-- start --

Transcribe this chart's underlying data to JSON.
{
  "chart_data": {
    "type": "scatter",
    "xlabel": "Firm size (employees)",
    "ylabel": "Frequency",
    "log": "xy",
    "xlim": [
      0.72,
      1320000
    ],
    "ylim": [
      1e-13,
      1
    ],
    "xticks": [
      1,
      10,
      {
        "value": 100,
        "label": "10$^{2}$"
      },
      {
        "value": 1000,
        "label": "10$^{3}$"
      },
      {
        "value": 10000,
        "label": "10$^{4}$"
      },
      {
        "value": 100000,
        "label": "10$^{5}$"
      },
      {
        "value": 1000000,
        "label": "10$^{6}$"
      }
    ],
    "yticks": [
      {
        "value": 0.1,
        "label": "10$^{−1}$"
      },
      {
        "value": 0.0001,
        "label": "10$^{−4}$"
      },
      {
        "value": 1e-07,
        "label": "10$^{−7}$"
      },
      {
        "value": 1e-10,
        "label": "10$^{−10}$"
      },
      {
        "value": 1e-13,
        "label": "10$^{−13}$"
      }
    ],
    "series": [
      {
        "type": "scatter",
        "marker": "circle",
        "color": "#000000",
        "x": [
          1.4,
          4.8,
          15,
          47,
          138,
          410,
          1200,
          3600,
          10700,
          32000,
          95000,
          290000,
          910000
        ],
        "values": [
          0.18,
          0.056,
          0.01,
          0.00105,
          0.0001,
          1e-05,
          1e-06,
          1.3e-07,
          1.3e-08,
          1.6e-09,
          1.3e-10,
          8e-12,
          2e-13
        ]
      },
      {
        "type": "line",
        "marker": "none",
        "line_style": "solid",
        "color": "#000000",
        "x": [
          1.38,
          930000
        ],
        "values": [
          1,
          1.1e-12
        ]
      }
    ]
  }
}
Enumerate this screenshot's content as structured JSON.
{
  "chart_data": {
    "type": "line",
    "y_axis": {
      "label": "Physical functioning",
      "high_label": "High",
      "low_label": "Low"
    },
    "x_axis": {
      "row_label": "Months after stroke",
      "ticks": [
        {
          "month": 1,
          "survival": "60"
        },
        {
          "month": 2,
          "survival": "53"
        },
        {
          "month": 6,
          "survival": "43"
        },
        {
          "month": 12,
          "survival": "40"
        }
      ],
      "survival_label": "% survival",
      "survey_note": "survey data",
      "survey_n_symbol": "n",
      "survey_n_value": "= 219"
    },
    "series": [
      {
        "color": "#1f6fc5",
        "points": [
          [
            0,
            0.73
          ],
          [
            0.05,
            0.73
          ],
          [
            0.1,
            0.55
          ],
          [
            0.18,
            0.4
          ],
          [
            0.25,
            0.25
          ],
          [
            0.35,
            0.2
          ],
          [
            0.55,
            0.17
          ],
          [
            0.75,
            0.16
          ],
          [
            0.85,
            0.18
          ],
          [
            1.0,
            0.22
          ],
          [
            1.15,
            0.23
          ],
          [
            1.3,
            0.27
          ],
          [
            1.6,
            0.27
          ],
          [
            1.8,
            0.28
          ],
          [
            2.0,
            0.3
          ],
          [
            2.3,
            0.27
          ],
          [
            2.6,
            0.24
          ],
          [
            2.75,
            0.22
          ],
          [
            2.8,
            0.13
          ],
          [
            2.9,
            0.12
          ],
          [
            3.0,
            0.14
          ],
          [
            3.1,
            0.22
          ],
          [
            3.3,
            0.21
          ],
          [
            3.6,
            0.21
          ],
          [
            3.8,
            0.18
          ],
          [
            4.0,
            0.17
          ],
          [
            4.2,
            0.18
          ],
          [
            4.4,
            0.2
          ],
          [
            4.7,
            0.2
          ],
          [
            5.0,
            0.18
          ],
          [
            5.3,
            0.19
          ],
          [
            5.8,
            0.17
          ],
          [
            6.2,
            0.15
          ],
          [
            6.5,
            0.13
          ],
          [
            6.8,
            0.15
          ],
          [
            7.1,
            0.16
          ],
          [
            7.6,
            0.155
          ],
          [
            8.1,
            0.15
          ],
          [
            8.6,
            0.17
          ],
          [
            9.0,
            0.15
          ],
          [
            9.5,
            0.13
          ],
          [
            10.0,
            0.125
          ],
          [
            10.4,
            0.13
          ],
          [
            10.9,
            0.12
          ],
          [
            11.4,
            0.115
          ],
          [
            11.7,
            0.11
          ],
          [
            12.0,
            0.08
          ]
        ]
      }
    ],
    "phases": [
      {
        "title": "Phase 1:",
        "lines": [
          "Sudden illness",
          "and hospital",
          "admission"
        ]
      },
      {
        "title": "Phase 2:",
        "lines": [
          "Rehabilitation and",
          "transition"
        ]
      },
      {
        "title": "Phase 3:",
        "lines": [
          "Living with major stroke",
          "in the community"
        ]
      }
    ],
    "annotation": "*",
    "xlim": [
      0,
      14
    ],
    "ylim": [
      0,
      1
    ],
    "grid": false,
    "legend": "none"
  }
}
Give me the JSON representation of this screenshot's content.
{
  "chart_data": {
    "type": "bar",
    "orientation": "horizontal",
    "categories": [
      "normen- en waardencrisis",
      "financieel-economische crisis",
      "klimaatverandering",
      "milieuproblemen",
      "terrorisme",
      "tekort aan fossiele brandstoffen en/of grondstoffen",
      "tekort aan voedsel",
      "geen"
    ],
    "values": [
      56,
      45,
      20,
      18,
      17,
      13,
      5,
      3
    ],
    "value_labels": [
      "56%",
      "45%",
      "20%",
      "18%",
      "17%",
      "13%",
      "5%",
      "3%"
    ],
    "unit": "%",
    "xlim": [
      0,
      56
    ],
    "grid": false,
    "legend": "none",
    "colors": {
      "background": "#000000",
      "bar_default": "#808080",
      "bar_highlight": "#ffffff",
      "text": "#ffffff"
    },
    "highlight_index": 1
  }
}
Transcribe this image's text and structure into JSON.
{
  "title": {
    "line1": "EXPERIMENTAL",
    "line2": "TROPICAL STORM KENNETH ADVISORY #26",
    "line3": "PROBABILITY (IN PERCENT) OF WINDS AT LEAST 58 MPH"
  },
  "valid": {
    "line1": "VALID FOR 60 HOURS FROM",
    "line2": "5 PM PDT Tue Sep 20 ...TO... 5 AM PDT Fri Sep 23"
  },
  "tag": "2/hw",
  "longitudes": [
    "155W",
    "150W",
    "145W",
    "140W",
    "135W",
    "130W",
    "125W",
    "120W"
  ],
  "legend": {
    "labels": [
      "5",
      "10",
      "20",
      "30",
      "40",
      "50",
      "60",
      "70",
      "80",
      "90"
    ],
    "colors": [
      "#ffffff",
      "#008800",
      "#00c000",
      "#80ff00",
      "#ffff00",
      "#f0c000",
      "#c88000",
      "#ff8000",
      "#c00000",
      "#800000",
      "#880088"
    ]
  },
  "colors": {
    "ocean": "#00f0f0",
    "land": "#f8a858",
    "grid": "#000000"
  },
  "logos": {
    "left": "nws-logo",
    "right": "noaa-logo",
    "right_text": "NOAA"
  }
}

-- end --

**Short exercise:**
Locate each line containing the string "ffffff" and show it.

**Answer to the exercise:**
      "bar_highlight": "#ffffff",
      "text": "#ffffff"
      "#ffffff",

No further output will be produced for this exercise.